- _Input data_:
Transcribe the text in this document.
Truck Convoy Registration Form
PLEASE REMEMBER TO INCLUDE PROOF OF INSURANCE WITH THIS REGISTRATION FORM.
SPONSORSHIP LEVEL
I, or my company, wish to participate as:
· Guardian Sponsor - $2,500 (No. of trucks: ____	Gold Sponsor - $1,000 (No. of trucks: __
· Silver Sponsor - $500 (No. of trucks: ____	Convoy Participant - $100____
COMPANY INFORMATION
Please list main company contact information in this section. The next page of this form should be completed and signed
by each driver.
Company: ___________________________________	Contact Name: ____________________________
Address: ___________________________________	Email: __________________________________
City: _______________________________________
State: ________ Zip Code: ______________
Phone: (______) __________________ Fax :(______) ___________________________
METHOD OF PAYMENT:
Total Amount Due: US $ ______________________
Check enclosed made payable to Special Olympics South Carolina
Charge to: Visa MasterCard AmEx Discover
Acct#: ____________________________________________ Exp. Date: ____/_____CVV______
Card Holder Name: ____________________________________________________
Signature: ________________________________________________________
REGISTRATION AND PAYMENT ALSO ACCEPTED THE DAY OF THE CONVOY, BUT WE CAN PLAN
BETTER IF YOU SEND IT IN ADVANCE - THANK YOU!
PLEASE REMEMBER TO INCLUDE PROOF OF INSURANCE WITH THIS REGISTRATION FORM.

- _To do_: From the data above, gather every line that includes the word "trucks".

- _Final result_:
· Guardian Sponsor - $2,500 (No. of trucks: ____	Gold Sponsor - $1,000 (No. of trucks: __
· Silver Sponsor - $500 (No. of trucks: ____	Convoy Participant - $100____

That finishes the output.